(Data entries)
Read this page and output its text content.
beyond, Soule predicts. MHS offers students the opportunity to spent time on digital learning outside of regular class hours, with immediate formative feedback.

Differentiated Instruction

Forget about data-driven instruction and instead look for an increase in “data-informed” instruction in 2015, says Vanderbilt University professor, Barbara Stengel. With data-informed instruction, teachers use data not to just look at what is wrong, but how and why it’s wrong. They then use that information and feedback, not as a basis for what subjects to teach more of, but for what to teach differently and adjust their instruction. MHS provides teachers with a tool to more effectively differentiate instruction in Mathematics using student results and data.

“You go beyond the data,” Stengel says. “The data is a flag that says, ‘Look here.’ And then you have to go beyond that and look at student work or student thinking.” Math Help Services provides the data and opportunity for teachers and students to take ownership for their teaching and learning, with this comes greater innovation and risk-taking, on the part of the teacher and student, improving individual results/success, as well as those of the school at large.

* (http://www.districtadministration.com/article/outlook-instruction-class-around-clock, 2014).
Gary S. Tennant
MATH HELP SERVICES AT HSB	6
---
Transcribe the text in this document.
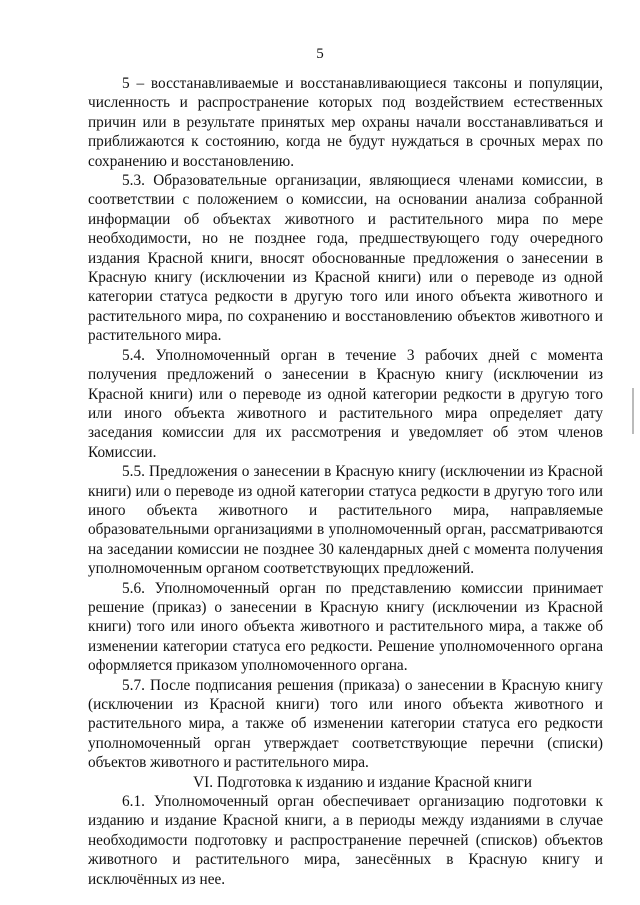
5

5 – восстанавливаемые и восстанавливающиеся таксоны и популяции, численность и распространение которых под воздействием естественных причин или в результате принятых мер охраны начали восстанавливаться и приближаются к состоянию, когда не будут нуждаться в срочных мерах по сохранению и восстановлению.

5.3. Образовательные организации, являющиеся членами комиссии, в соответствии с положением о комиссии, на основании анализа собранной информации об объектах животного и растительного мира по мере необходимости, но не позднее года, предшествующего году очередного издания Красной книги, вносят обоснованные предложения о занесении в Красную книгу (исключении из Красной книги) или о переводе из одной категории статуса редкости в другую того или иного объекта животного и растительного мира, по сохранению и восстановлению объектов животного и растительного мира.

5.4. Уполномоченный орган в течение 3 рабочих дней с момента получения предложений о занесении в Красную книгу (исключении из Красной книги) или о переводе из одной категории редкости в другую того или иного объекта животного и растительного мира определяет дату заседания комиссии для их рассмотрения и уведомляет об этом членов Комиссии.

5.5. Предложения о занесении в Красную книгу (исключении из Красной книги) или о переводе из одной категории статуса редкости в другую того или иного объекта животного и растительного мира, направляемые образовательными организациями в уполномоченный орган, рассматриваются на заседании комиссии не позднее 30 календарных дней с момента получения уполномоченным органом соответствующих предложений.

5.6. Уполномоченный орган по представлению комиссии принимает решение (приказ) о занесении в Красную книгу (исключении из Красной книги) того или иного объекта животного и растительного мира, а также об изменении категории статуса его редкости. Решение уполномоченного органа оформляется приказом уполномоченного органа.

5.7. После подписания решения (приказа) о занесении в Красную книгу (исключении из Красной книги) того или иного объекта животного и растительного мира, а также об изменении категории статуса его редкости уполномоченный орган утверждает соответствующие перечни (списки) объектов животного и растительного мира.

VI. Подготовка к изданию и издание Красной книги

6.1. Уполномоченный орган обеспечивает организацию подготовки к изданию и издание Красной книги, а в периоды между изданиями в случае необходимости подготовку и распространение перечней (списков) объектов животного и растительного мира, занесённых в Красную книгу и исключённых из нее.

REQUIREMENTS =>
Determine how many lines of the listing above include the word "сохранению", and report that number only.

SOLUTION TO THE PROBLEM =>
2